→ **What you will do**
Pull every line of the entries that has the word "this".
start Rows
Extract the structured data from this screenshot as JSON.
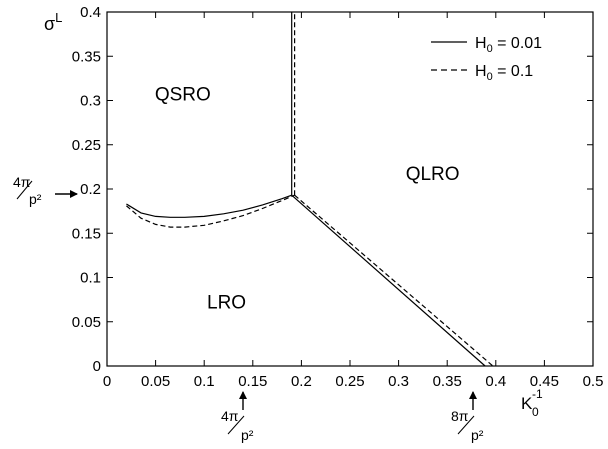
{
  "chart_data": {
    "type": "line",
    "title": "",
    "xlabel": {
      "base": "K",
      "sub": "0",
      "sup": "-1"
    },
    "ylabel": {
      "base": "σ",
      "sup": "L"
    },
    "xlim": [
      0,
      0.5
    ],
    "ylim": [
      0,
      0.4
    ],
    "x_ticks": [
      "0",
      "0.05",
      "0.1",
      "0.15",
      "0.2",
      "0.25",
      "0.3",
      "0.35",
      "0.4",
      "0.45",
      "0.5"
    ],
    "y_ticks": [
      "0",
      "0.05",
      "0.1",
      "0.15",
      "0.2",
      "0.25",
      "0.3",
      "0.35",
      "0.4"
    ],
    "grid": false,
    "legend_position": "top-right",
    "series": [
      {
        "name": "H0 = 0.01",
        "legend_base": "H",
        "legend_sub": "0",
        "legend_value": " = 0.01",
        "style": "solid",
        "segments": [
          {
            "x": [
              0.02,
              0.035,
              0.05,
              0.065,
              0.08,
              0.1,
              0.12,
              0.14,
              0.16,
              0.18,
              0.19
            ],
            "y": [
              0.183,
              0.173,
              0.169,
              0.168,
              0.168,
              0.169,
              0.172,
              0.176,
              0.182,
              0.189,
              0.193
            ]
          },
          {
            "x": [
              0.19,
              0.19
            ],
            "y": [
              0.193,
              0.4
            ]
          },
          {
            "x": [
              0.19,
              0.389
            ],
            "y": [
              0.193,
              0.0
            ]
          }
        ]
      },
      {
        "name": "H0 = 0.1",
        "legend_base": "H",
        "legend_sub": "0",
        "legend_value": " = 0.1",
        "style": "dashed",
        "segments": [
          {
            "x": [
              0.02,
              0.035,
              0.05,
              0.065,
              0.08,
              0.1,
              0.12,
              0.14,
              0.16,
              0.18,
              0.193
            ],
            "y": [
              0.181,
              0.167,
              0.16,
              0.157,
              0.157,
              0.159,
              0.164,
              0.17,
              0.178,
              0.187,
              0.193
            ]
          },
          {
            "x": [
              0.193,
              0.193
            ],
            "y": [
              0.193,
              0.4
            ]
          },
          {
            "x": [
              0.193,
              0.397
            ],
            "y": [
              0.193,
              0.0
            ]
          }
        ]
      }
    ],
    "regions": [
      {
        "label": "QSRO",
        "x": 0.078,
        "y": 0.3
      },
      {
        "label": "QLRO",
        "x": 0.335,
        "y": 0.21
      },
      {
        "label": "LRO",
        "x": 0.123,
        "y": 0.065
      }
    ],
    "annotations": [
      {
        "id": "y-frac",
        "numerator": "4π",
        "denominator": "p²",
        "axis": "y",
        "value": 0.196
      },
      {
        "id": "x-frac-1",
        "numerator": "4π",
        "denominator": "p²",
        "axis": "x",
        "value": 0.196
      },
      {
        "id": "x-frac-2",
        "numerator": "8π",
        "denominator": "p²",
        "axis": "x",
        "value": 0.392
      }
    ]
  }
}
end Rows
start Rows
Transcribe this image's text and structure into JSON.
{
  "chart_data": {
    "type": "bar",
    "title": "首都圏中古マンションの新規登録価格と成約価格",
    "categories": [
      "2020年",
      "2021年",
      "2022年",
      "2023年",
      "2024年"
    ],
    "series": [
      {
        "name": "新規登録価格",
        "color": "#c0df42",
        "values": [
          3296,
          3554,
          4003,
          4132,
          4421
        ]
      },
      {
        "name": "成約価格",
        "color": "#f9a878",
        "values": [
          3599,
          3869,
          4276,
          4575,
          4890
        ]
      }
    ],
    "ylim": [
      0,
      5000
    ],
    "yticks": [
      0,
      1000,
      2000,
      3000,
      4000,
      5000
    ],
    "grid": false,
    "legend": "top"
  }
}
end Rows
→ **Correct result**
Extract the structured data from this screenshot as JSON.
Transcribe this image's text and structure into JSON.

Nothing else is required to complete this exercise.